(Data entries)
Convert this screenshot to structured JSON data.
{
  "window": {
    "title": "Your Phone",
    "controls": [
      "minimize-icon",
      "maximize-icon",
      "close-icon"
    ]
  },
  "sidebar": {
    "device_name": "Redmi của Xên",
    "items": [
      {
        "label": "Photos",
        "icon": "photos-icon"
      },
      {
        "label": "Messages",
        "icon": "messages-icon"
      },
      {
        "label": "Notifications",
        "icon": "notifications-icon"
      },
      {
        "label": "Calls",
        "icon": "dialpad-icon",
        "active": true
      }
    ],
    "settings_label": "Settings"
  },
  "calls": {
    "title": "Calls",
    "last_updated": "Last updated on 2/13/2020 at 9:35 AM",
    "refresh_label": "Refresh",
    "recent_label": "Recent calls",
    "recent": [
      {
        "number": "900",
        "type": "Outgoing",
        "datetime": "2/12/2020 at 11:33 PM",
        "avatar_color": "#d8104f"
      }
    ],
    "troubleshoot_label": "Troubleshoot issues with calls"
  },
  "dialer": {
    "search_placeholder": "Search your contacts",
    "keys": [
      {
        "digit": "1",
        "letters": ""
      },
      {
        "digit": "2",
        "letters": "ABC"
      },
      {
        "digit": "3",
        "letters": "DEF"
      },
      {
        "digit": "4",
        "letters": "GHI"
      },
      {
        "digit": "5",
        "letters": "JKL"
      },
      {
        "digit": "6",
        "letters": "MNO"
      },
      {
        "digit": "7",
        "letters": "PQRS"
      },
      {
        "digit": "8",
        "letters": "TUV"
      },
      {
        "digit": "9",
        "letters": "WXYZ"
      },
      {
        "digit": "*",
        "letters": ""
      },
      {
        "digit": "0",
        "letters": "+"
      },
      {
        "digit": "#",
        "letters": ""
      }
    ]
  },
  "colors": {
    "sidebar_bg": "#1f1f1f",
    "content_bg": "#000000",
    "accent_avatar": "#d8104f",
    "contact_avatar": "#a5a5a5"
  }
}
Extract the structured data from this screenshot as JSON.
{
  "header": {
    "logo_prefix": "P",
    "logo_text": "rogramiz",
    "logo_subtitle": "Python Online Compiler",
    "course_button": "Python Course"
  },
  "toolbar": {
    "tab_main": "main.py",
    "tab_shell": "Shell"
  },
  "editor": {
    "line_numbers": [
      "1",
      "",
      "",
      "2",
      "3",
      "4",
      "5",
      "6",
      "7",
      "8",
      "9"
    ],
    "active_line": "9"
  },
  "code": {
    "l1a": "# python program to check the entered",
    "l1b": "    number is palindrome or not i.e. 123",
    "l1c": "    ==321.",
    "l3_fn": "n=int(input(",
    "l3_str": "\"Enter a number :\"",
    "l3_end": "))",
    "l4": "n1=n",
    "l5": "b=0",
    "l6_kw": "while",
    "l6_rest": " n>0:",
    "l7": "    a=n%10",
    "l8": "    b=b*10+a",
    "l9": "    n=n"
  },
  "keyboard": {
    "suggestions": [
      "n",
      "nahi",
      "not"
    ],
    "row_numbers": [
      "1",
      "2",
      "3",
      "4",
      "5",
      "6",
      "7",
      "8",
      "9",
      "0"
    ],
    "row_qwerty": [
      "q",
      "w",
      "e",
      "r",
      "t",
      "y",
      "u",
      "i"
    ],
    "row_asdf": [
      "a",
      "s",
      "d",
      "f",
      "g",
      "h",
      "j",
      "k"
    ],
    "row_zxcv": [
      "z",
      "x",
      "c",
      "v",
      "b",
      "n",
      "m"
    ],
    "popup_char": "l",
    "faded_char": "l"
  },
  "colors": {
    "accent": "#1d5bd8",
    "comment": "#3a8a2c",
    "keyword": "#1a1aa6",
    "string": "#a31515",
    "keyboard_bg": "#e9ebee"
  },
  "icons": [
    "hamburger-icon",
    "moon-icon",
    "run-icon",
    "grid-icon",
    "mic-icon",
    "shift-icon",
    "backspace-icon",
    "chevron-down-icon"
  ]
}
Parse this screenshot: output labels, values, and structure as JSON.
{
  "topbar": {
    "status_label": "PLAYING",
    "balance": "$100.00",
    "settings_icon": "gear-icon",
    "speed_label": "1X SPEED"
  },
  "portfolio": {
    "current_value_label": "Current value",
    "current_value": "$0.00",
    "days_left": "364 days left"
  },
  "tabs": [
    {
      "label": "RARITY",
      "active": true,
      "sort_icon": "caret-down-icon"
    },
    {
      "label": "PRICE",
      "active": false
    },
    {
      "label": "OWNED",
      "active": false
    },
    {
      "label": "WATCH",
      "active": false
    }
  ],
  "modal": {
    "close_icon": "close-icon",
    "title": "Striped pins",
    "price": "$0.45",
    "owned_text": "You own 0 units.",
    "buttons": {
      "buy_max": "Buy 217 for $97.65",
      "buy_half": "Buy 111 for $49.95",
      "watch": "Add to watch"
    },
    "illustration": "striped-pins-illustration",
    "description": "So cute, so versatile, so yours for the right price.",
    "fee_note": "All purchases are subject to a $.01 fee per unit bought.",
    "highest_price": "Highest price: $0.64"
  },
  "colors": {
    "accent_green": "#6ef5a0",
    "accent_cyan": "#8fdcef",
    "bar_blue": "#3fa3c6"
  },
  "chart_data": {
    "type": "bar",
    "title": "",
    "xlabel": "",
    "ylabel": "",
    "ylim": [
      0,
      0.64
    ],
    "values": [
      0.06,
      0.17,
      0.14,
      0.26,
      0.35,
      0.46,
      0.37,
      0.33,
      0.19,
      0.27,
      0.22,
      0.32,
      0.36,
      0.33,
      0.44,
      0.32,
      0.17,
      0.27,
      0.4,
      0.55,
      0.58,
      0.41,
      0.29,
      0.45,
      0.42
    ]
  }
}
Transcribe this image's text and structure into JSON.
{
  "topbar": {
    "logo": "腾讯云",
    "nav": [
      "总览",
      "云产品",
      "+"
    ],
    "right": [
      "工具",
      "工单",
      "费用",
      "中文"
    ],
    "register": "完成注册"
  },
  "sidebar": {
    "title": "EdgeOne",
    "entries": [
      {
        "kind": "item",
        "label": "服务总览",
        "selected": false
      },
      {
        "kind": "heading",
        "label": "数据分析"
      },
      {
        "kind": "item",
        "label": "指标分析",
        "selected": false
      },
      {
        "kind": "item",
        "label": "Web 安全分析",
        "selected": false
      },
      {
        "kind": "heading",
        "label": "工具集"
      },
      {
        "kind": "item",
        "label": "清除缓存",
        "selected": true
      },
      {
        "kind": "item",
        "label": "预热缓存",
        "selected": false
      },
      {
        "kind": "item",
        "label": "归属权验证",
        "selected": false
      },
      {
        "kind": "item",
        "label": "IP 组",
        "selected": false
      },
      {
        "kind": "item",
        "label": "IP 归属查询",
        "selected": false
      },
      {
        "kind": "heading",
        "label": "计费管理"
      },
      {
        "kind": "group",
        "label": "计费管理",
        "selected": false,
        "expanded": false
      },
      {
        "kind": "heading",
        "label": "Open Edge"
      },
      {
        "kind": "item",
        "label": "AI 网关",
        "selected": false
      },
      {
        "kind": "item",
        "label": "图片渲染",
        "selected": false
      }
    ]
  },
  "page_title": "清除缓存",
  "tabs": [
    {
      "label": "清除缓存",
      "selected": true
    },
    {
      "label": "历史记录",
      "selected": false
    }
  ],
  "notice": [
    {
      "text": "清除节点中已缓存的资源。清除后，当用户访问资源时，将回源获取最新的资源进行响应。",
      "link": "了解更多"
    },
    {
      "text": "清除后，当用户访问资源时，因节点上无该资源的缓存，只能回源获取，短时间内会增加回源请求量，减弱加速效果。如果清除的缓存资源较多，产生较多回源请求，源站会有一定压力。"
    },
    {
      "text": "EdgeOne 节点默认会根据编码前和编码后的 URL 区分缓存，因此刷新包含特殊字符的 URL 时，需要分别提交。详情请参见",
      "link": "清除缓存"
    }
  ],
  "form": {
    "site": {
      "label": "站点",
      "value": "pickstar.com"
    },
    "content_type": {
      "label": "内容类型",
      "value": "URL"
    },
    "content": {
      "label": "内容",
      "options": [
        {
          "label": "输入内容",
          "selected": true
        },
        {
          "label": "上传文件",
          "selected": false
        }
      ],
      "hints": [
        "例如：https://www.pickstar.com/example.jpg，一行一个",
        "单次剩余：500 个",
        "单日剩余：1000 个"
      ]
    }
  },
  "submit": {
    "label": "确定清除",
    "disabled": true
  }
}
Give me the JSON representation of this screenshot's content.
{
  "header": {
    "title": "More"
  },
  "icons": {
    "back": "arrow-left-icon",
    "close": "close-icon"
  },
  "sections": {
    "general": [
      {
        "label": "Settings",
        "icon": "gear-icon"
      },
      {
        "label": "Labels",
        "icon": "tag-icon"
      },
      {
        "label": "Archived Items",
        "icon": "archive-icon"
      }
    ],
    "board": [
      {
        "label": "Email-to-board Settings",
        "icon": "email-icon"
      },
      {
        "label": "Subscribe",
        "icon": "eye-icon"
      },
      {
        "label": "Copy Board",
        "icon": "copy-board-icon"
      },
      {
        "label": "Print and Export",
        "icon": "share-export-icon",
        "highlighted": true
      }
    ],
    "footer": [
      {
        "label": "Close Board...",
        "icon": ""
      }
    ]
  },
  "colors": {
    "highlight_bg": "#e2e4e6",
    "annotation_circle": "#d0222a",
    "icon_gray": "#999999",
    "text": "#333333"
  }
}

**WHAT YOU ARE ASKED TO DO:**
Report only how many lines of the listing hold the word "EdgeOne".

**TASK RESULT:**
2